■ Instructions for the task: Go over the listing below line by line and tally those containing "Drilling". Give only the tally.

■ Stored rows:
____
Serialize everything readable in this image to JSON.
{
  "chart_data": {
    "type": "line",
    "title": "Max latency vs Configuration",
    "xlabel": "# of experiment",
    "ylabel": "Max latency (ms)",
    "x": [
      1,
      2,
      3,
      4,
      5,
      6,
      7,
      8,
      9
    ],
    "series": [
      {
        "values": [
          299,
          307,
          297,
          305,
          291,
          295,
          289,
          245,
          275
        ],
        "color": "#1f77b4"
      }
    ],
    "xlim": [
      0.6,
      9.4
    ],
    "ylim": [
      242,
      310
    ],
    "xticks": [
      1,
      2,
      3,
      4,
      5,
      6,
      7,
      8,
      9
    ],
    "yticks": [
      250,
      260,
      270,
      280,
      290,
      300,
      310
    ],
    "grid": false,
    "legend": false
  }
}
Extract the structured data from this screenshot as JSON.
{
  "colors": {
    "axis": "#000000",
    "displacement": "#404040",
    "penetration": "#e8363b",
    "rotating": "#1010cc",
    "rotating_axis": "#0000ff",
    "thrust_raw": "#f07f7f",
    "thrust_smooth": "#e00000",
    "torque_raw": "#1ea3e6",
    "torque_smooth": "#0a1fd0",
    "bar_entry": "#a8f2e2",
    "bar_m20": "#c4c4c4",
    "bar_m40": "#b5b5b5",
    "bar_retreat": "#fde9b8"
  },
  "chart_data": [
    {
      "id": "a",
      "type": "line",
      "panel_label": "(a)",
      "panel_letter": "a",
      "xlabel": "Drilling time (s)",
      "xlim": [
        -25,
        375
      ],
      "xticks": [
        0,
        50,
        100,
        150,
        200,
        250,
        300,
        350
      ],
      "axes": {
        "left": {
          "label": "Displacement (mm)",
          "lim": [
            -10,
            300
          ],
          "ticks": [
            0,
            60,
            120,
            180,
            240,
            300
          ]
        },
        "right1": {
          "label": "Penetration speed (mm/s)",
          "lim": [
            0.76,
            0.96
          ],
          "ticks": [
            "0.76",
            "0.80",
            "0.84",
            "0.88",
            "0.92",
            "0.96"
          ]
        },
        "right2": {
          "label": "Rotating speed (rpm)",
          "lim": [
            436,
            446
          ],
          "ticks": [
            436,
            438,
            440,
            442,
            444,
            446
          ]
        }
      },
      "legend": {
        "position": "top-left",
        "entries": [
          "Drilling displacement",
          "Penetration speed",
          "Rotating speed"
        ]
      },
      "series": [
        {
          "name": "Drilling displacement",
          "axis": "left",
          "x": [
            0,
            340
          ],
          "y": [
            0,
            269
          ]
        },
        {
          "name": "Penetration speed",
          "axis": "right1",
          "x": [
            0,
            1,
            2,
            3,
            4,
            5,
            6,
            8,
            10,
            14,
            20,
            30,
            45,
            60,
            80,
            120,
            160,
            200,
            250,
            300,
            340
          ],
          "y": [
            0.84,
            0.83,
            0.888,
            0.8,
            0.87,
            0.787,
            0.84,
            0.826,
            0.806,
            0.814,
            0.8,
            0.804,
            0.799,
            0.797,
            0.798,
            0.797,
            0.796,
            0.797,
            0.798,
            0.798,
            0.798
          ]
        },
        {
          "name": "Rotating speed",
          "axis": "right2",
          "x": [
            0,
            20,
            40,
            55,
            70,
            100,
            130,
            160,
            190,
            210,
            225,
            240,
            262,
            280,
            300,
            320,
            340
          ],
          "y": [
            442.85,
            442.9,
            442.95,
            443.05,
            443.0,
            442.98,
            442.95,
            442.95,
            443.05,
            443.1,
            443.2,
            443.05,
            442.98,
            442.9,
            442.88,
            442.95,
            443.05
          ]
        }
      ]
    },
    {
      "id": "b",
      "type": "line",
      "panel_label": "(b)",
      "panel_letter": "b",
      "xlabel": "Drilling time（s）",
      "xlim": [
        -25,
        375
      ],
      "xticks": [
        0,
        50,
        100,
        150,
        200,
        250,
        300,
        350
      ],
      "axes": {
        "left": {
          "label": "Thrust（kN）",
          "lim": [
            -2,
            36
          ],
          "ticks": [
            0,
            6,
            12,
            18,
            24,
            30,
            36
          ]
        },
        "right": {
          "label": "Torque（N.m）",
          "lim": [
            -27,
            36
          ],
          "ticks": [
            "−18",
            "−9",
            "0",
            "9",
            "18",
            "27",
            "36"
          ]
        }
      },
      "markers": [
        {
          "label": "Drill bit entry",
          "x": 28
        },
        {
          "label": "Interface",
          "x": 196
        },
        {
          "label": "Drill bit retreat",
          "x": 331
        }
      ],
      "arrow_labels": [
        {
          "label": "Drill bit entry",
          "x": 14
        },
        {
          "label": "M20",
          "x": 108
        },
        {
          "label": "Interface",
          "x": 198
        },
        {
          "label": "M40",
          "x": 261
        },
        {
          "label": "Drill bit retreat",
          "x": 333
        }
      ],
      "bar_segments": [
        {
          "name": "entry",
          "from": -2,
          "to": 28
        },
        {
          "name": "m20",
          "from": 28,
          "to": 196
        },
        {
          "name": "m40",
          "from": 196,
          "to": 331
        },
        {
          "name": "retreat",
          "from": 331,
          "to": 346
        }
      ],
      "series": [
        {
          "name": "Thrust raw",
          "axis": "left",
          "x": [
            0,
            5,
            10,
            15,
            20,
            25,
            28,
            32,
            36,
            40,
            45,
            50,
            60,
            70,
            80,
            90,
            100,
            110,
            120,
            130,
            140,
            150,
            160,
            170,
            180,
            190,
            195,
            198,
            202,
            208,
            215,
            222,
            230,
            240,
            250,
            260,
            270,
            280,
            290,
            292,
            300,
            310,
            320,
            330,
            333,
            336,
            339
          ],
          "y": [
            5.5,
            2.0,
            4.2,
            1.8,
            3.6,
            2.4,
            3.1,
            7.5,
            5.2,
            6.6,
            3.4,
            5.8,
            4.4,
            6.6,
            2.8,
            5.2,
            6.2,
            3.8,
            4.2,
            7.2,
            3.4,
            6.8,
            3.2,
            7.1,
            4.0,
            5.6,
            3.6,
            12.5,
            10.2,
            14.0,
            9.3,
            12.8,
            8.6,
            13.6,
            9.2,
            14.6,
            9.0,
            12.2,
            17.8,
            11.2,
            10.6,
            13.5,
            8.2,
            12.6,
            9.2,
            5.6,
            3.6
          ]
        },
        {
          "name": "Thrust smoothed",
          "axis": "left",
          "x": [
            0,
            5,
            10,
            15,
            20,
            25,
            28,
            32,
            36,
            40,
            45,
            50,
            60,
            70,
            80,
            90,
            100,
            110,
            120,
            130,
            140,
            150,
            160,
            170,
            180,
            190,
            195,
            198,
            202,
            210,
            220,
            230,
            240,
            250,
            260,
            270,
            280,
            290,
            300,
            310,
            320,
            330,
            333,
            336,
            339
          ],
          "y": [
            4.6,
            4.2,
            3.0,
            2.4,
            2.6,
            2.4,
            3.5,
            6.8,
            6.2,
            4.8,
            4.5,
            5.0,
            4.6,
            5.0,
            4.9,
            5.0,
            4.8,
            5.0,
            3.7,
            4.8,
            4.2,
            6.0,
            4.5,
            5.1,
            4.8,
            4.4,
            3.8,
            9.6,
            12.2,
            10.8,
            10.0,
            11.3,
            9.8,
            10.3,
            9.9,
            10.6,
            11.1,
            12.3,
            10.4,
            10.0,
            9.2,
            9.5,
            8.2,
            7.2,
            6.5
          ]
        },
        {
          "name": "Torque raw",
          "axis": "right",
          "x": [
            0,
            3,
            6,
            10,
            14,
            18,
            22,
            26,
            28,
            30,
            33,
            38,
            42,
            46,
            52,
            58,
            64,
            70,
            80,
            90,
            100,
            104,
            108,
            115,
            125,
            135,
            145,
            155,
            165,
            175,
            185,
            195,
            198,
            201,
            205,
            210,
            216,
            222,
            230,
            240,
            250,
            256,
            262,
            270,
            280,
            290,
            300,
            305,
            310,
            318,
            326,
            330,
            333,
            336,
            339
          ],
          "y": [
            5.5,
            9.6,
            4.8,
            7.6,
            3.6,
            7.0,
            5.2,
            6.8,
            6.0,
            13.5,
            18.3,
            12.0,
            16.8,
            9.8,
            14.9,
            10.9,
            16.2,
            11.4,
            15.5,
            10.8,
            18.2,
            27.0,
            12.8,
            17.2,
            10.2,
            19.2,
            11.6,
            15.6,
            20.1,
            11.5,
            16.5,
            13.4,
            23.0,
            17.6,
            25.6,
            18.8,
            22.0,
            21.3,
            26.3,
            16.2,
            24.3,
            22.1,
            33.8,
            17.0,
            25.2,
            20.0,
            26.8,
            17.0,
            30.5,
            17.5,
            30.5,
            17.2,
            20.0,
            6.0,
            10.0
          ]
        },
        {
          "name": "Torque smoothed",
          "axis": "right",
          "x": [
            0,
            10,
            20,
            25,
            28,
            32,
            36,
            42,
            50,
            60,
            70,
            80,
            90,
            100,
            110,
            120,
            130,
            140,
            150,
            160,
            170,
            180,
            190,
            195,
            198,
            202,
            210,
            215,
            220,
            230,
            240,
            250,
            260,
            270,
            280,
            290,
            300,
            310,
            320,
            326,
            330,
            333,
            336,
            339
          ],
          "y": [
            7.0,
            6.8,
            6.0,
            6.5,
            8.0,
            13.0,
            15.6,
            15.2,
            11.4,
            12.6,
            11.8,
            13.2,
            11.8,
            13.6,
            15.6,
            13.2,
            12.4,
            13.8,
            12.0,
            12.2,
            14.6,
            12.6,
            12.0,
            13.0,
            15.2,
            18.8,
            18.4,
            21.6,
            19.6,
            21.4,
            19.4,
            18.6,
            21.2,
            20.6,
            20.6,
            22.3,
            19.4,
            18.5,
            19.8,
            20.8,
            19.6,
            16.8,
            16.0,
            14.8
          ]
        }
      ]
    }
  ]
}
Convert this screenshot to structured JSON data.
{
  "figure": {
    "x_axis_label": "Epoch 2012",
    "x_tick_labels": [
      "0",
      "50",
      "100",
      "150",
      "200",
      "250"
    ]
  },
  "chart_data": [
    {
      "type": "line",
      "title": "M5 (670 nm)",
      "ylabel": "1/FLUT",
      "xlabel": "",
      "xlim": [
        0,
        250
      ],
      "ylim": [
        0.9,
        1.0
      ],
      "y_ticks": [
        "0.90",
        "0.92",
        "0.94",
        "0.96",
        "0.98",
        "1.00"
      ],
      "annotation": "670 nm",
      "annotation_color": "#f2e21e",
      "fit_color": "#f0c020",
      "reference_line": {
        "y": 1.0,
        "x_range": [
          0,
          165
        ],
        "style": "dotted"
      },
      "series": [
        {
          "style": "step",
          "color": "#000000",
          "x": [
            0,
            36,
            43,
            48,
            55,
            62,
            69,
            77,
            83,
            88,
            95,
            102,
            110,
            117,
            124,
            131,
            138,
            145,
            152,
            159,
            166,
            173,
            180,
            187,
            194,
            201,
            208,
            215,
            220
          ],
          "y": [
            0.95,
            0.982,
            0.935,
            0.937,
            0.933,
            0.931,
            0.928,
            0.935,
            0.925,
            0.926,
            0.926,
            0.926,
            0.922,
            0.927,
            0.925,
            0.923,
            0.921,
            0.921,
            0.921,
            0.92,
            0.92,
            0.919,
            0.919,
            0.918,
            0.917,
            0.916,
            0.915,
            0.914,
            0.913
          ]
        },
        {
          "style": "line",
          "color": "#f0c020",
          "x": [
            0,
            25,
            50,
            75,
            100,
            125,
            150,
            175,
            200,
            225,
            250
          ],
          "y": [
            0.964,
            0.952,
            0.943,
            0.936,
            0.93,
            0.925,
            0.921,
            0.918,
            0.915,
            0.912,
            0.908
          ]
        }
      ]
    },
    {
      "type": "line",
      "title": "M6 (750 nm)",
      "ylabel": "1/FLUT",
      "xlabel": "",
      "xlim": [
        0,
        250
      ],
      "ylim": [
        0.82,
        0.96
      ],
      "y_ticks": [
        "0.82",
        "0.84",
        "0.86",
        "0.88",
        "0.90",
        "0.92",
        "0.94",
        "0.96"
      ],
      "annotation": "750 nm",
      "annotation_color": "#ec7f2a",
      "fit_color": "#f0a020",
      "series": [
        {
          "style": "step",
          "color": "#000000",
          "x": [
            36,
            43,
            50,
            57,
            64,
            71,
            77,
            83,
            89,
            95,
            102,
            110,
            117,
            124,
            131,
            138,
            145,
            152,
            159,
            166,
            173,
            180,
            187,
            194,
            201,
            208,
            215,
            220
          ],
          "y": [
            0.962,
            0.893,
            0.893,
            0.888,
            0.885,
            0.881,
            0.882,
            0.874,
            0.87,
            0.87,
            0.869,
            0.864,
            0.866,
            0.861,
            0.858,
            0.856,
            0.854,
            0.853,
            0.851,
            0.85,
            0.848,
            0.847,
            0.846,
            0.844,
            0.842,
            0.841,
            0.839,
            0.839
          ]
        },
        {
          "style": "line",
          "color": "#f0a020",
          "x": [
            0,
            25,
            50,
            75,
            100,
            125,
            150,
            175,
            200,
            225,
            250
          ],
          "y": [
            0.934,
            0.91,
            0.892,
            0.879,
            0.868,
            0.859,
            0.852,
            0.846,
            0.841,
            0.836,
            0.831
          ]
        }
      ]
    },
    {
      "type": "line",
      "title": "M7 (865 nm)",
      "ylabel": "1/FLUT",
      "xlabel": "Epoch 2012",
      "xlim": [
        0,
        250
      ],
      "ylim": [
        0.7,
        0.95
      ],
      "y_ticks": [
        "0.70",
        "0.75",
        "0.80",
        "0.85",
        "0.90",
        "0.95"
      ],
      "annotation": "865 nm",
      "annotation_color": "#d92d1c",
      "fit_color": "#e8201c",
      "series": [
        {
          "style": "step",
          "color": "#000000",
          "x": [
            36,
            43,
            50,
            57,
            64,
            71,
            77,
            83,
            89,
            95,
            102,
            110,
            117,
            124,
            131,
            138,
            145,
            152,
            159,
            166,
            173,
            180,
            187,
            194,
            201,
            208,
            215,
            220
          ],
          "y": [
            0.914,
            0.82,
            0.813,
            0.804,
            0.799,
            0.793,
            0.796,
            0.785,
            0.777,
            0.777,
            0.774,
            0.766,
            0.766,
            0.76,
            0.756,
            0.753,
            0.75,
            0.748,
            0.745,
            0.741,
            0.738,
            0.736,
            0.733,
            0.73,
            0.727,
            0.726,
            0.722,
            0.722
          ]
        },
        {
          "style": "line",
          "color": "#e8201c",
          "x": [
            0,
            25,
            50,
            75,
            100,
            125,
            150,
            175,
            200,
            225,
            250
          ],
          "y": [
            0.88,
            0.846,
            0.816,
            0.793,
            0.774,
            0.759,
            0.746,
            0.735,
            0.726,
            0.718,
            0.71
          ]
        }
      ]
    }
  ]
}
____
■ Exercise answer: 4